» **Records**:
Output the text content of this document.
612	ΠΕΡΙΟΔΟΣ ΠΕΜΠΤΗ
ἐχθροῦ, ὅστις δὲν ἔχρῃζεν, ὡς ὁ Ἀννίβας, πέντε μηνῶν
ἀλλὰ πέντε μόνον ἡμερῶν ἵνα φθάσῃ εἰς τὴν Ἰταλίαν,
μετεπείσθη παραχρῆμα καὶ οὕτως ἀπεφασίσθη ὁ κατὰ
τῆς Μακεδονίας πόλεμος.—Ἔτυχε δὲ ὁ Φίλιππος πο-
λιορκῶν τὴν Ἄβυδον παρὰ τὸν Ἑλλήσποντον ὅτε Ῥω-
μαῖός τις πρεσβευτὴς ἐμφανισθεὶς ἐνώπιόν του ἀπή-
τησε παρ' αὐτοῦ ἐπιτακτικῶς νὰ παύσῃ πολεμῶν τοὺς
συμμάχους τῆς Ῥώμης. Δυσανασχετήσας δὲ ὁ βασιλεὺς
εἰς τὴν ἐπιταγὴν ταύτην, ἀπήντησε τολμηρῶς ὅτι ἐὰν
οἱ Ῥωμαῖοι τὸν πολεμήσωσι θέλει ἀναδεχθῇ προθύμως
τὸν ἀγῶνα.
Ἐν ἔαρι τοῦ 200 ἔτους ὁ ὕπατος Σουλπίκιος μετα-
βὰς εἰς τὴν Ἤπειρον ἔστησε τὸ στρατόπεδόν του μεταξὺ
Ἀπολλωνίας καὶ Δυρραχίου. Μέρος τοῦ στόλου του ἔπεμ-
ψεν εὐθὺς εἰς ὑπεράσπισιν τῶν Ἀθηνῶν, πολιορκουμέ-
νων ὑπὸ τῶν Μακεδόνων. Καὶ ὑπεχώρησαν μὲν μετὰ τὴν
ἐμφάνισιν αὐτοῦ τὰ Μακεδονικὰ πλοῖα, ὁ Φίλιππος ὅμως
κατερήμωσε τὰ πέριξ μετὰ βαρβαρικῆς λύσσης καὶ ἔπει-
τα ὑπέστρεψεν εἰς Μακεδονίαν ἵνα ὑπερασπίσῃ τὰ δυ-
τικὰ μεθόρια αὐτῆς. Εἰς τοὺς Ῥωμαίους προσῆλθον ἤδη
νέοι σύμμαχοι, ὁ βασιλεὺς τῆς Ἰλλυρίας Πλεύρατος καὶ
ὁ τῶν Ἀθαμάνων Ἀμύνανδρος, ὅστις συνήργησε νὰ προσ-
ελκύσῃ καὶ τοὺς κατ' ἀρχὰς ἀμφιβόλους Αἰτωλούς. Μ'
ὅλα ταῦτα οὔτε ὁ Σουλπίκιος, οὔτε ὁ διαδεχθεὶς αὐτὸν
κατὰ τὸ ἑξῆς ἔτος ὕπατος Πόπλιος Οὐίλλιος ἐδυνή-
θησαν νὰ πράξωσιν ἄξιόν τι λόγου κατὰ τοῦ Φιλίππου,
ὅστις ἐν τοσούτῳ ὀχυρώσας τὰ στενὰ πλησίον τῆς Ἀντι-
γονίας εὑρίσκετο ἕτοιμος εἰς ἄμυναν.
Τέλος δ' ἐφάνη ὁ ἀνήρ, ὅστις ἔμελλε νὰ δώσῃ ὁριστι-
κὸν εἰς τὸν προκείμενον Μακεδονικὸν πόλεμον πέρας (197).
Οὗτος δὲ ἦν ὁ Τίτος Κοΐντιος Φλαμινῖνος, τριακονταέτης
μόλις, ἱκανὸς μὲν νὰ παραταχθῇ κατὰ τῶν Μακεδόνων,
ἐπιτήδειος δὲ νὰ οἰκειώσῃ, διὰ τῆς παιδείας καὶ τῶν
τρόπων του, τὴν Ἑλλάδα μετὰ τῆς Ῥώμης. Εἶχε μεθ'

» **Goal**: Every record above should be output exactly.

» **Result of this exercise**:
Output the text content of this document.
612	ΠΕΡΙΟΔΟΣ ΠΕΜΠΤΗ
ἐχθροῦ, ὅστις δὲν ἔχρῃζεν, ὡς ὁ Ἀννίβας, πέντε μηνῶν
ἀλλὰ πέντε μόνον ἡμερῶν ἵνα φθάσῃ εἰς τὴν Ἰταλίαν,
μετεπείσθη παραχρῆμα καὶ οὕτως ἀπεφασίσθη ὁ κατὰ
τῆς Μακεδονίας πόλεμος.—Ἔτυχε δὲ ὁ Φίλιππος πο-
λιορκῶν τὴν Ἄβυδον παρὰ τὸν Ἑλλήσποντον ὅτε Ῥω-
μαῖός τις πρεσβευτὴς ἐμφανισθεὶς ἐνώπιόν του ἀπή-
τησε παρ' αὐτοῦ ἐπιτακτικῶς νὰ παύσῃ πολεμῶν τοὺς
συμμάχους τῆς Ῥώμης. Δυσανασχετήσας δὲ ὁ βασιλεὺς
εἰς τὴν ἐπιταγὴν ταύτην, ἀπήντησε τολμηρῶς ὅτι ἐὰν
οἱ Ῥωμαῖοι τὸν πολεμήσωσι θέλει ἀναδεχθῇ προθύμως
τὸν ἀγῶνα.
Ἐν ἔαρι τοῦ 200 ἔτους ὁ ὕπατος Σουλπίκιος μετα-
βὰς εἰς τὴν Ἤπειρον ἔστησε τὸ στρατόπεδόν του μεταξὺ
Ἀπολλωνίας καὶ Δυρραχίου. Μέρος τοῦ στόλου του ἔπεμ-
ψεν εὐθὺς εἰς ὑπεράσπισιν τῶν Ἀθηνῶν, πολιορκουμέ-
νων ὑπὸ τῶν Μακεδόνων. Καὶ ὑπεχώρησαν μὲν μετὰ τὴν
ἐμφάνισιν αὐτοῦ τὰ Μακεδονικὰ πλοῖα, ὁ Φίλιππος ὅμως
κατερήμωσε τὰ πέριξ μετὰ βαρβαρικῆς λύσσης καὶ ἔπει-
τα ὑπέστρεψεν εἰς Μακεδονίαν ἵνα ὑπερασπίσῃ τὰ δυ-
τικὰ μεθόρια αὐτῆς. Εἰς τοὺς Ῥωμαίους προσῆλθον ἤδη
νέοι σύμμαχοι, ὁ βασιλεὺς τῆς Ἰλλυρίας Πλεύρατος καὶ
ὁ τῶν Ἀθαμάνων Ἀμύνανδρος, ὅστις συνήργησε νὰ προσ-
ελκύσῃ καὶ τοὺς κατ' ἀρχὰς ἀμφιβόλους Αἰτωλούς. Μ'
ὅλα ταῦτα οὔτε ὁ Σουλπίκιος, οὔτε ὁ διαδεχθεὶς αὐτὸν
κατὰ τὸ ἑξῆς ἔτος ὕπατος Πόπλιος Οὐίλλιος ἐδυνή-
θησαν νὰ πράξωσιν ἄξιόν τι λόγου κατὰ τοῦ Φιλίππου,
ὅστις ἐν τοσούτῳ ὀχυρώσας τὰ στενὰ πλησίον τῆς Ἀντι-
γονίας εὑρίσκετο ἕτοιμος εἰς ἄμυναν.
Τέλος δ' ἐφάνη ὁ ἀνήρ, ὅστις ἔμελλε νὰ δώσῃ ὁριστι-
κὸν εἰς τὸν προκείμενον Μακεδονικὸν πόλεμον πέρας (197).
Οὗτος δὲ ἦν ὁ Τίτος Κοΐντιος Φλαμινῖνος, τριακονταέτης
μόλις, ἱκανὸς μὲν νὰ παραταχθῇ κατὰ τῶν Μακεδόνων,
ἐπιτήδειος δὲ νὰ οἰκειώσῃ, διὰ τῆς παιδείας καὶ τῶν
τρόπων του, τὴν Ἑλλάδα μετὰ τῆς Ῥώμης. Εἶχε μεθ'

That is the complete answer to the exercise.